## Direction:
Leave out the pictures and copy each record below exactly.

## Given records:
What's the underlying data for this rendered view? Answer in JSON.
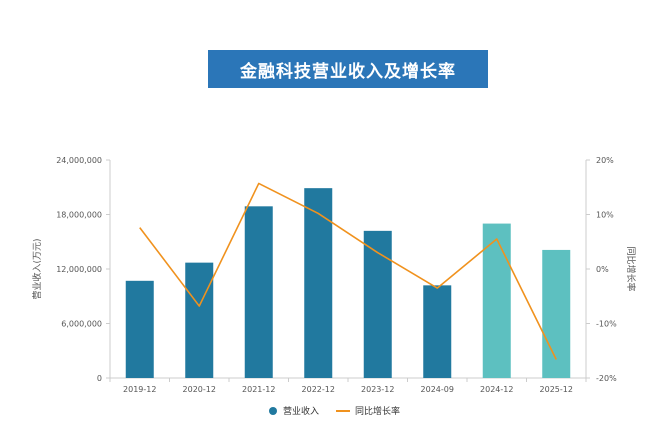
{
  "title": "金融科技营业收入及增长率",
  "chart_data": {
    "type": "bar",
    "categories": [
      "2019-12",
      "2020-12",
      "2021-12",
      "2022-12",
      "2023-12",
      "2024-09",
      "2024-12",
      "2025-12"
    ],
    "series": [
      {
        "name": "营业收入",
        "type": "bar",
        "axis": "left",
        "values": [
          10700000,
          12700000,
          18900000,
          20900000,
          16200000,
          10200000,
          17000000,
          14100000
        ],
        "colors": [
          "#21799f",
          "#21799f",
          "#21799f",
          "#21799f",
          "#21799f",
          "#21799f",
          "#5dc0c0",
          "#5dc0c0"
        ]
      },
      {
        "name": "同比增长率",
        "type": "line",
        "axis": "right",
        "values": [
          7.6,
          -6.8,
          15.7,
          10.2,
          3.0,
          -3.5,
          5.5,
          -16.6
        ],
        "color": "#f0921e"
      }
    ],
    "ylabel": "营业收入(万元)",
    "y2label": "同比增长率",
    "ylim": [
      0,
      24000000
    ],
    "y2lim": [
      -20,
      20
    ],
    "yticks": [
      "0",
      "6,000,000",
      "12,000,000",
      "18,000,000",
      "24,000,000"
    ],
    "y2ticks": [
      "-20%",
      "-10%",
      "0%",
      "10%",
      "20%"
    ],
    "legend_position": "bottom",
    "grid": false
  }
}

## Right answer:
What's the underlying data for this rendered view? Answer in JSON.
{
  "title": "金融科技营业收入及增长率",
  "chart_data": {
    "type": "bar",
    "categories": [
      "2019-12",
      "2020-12",
      "2021-12",
      "2022-12",
      "2023-12",
      "2024-09",
      "2024-12",
      "2025-12"
    ],
    "series": [
      {
        "name": "营业收入",
        "type": "bar",
        "axis": "left",
        "values": [
          10700000,
          12700000,
          18900000,
          20900000,
          16200000,
          10200000,
          17000000,
          14100000
        ],
        "colors": [
          "#21799f",
          "#21799f",
          "#21799f",
          "#21799f",
          "#21799f",
          "#21799f",
          "#5dc0c0",
          "#5dc0c0"
        ]
      },
      {
        "name": "同比增长率",
        "type": "line",
        "axis": "right",
        "values": [
          7.6,
          -6.8,
          15.7,
          10.2,
          3.0,
          -3.5,
          5.5,
          -16.6
        ],
        "color": "#f0921e"
      }
    ],
    "ylabel": "营业收入(万元)",
    "y2label": "同比增长率",
    "ylim": [
      0,
      24000000
    ],
    "y2lim": [
      -20,
      20
    ],
    "yticks": [
      "0",
      "6,000,000",
      "12,000,000",
      "18,000,000",
      "24,000,000"
    ],
    "y2ticks": [
      "-20%",
      "-10%",
      "0%",
      "10%",
      "20%"
    ],
    "legend_position": "bottom",
    "grid": false
  }
}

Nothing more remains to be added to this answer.